* [WHAT IS ASKED]: Write out the lines from the very first one through the line containing "x-axis-4000: 4000.00 <box>330", both included, copying each one exactly.

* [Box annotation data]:
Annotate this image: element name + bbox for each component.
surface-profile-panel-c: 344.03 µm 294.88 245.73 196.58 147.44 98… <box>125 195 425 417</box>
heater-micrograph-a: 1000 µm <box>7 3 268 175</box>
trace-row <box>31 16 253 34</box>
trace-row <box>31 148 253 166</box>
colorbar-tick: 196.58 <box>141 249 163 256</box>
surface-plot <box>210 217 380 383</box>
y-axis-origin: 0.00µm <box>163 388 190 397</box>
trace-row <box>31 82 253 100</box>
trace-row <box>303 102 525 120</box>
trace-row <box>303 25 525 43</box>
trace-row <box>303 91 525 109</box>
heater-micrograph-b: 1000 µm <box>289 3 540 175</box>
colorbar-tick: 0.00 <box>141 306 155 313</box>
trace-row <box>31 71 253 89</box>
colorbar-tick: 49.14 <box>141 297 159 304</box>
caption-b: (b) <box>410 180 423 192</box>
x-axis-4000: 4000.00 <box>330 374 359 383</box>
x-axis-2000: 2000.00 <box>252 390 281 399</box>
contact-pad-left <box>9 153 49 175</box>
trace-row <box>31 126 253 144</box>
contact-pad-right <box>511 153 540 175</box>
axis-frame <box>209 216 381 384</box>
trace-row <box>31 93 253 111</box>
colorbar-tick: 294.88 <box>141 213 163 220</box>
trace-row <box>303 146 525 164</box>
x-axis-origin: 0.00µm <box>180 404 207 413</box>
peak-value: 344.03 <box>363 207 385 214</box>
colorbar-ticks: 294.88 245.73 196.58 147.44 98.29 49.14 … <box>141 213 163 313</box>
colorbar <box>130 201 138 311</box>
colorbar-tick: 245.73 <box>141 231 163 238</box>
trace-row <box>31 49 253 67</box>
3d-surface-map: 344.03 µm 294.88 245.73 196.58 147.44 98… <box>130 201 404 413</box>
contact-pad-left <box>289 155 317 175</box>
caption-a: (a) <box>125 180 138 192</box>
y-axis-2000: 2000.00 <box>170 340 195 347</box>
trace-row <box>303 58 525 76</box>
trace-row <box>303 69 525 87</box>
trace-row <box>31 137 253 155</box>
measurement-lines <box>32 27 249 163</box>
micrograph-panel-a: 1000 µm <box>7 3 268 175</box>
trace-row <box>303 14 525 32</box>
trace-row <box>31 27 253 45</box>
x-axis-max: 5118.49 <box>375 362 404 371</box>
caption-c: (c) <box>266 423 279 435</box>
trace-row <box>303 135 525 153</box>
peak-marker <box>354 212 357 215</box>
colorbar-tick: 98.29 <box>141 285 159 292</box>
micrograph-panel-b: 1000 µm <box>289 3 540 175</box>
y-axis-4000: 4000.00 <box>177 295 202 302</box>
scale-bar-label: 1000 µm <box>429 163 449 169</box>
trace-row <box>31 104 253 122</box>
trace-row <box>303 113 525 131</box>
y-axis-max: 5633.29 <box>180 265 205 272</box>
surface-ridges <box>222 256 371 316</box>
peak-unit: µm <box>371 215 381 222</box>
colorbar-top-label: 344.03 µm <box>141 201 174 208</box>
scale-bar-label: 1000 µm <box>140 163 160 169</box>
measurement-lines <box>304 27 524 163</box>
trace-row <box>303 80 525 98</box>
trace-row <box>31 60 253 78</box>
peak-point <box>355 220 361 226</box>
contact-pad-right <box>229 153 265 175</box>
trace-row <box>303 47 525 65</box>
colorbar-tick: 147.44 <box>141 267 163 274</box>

* [FINAL ANSWER]:
Annotate this image: element name + bbox for each component.
surface-profile-panel-c: 344.03 µm 294.88 245.73 196.58 147.44 98… <box>125 195 425 417</box>
heater-micrograph-a: 1000 µm <box>7 3 268 175</box>
trace-row <box>31 16 253 34</box>
trace-row <box>31 148 253 166</box>
colorbar-tick: 196.58 <box>141 249 163 256</box>
surface-plot <box>210 217 380 383</box>
y-axis-origin: 0.00µm <box>163 388 190 397</box>
trace-row <box>31 82 253 100</box>
trace-row <box>303 102 525 120</box>
trace-row <box>303 25 525 43</box>
trace-row <box>303 91 525 109</box>
heater-micrograph-b: 1000 µm <box>289 3 540 175</box>
colorbar-tick: 0.00 <box>141 306 155 313</box>
trace-row <box>31 71 253 89</box>
colorbar-tick: 49.14 <box>141 297 159 304</box>
caption-b: (b) <box>410 180 423 192</box>
x-axis-4000: 4000.00 <box>330 374 359 383</box>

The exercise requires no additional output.